[Consigne a]:
Recopiez sans rien modifier les enregistrements en commençant au tout premier et en terminant à la ligne qui contient « x-tick-label: p-P38 xyxy=(608,1121,675,1178) », ces deux lignes comprises.

___ Extrait proposé

Dans une analyse communiquée à votre rapporteur, le Stif souligne que la tarification francilienne est plus favorable :

- aux clients réguliers abonnés ;

- aux bénéficiaires de minima sociaux (Forfait gratuit) ;

- aux personnes âgées et handicapées ayant peu de ressources (Améthyste) ;

- aux jeunes scolarisés à partir du collège (forfait ImagineR) ;

- aux actifs salariés (remboursement du forfait par l'employeur) ;

- aux familles nombreuses et aux enfants de moins de 10 ans (bénéficiaires du demi-tarif sur les billets au voyage).

En revanche, la tarification francilienne est assez peu favorable aux chômeurs, aux personnes âgées, aux inactifs ayant des revenus moyens ou élevés et aux visiteurs non franciliens .

La couverture du coût de transport par le tarif connaît de fortes variations comme le montre le tableau ci-dessous :

PARTICIPATION DU VOYAGEUR AU COÛT DU TRANSPORT
(mars 2011)

______

[Consigne b]:
Mettez à jour l'extrait proposé en commençant à « - aux jeunes scolarisés » et en terminant à « billets au voyage). » : réécrivez ce passage en remplaçant « collège » par « lycée ».

___ Liste des enregistrements

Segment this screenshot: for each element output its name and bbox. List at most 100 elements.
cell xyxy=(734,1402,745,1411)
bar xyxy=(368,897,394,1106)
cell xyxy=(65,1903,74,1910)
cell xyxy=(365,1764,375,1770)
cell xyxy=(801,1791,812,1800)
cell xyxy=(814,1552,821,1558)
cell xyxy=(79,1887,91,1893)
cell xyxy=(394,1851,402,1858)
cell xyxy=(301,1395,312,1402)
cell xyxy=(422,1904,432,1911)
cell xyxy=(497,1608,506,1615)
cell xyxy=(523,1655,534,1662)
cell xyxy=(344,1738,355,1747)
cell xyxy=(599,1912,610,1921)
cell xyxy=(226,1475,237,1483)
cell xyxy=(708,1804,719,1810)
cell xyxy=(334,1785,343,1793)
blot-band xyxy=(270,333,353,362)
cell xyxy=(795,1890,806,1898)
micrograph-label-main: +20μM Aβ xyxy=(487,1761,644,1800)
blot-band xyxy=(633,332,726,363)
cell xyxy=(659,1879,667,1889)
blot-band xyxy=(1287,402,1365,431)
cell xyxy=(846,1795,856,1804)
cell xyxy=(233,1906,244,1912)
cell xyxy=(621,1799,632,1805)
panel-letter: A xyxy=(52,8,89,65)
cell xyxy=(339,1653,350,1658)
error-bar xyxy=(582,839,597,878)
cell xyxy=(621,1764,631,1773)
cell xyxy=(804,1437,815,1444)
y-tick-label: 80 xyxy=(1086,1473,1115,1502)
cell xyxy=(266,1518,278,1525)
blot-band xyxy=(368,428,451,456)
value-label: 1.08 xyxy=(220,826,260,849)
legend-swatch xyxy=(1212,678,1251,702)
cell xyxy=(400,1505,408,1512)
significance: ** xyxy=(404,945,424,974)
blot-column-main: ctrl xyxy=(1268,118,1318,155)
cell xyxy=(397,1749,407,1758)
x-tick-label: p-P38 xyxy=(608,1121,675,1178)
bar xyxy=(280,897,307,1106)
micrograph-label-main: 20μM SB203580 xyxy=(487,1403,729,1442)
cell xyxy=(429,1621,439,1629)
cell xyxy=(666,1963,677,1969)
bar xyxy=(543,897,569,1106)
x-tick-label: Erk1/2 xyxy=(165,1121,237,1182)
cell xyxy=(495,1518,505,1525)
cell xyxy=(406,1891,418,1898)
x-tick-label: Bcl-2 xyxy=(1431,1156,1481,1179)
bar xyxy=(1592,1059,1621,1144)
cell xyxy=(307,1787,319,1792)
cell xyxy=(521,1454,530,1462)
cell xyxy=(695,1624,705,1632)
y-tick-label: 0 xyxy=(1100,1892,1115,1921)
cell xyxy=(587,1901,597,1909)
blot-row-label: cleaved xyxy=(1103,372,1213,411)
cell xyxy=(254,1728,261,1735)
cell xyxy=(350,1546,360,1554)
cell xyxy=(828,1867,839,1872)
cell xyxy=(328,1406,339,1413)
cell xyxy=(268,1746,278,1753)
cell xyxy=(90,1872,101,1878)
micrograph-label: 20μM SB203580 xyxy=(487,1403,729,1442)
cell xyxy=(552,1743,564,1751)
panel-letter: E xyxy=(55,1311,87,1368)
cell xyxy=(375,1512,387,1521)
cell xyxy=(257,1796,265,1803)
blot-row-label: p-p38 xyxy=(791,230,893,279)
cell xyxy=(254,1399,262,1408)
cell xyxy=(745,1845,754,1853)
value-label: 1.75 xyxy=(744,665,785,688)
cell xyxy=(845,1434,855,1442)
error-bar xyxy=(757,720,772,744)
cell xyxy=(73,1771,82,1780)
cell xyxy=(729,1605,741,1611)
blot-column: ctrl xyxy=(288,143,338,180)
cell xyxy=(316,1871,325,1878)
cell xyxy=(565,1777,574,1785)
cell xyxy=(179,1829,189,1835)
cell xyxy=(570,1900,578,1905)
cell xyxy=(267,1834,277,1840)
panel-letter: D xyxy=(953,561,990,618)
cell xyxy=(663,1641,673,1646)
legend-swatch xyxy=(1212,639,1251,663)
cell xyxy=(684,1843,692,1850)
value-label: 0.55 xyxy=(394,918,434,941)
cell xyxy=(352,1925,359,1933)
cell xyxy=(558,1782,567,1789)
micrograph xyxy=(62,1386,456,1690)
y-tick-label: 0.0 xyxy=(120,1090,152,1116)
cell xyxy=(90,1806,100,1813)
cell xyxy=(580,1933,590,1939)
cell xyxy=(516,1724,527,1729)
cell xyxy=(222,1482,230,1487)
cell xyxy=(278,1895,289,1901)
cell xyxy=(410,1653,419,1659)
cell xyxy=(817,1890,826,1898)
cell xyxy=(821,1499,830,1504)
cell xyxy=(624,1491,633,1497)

______

[Réponse complète a]:
Segment this screenshot: for each element output its name and bbox. List at most 100 elements.
cell xyxy=(734,1402,745,1411)
bar xyxy=(368,897,394,1106)
cell xyxy=(65,1903,74,1910)
cell xyxy=(365,1764,375,1770)
cell xyxy=(801,1791,812,1800)
cell xyxy=(814,1552,821,1558)
cell xyxy=(79,1887,91,1893)
cell xyxy=(394,1851,402,1858)
cell xyxy=(301,1395,312,1402)
cell xyxy=(422,1904,432,1911)
cell xyxy=(497,1608,506,1615)
cell xyxy=(523,1655,534,1662)
cell xyxy=(344,1738,355,1747)
cell xyxy=(599,1912,610,1921)
cell xyxy=(226,1475,237,1483)
cell xyxy=(708,1804,719,1810)
cell xyxy=(334,1785,343,1793)
blot-band xyxy=(270,333,353,362)
cell xyxy=(795,1890,806,1898)
micrograph-label-main: +20μM Aβ xyxy=(487,1761,644,1800)
blot-band xyxy=(633,332,726,363)
cell xyxy=(659,1879,667,1889)
blot-band xyxy=(1287,402,1365,431)
cell xyxy=(846,1795,856,1804)
cell xyxy=(233,1906,244,1912)
cell xyxy=(621,1799,632,1805)
panel-letter: A xyxy=(52,8,89,65)
cell xyxy=(339,1653,350,1658)
error-bar xyxy=(582,839,597,878)
cell xyxy=(621,1764,631,1773)
cell xyxy=(804,1437,815,1444)
y-tick-label: 80 xyxy=(1086,1473,1115,1502)
cell xyxy=(266,1518,278,1525)
blot-band xyxy=(368,428,451,456)
value-label: 1.08 xyxy=(220,826,260,849)
legend-swatch xyxy=(1212,678,1251,702)
cell xyxy=(400,1505,408,1512)
significance: ** xyxy=(404,945,424,974)
blot-column-main: ctrl xyxy=(1268,118,1318,155)
cell xyxy=(397,1749,407,1758)
x-tick-label: p-P38 xyxy=(608,1121,675,1178)

[Réponse complète b]:
- aux jeunes scolarisés à partir du lycée (forfait ImagineR) ;

- aux actifs salariés (remboursement du forfait par l'employeur) ;

- aux familles nombreuses et aux enfants de moins de 10 ans (bénéficiaires du demi-tarif sur les billets au voyage).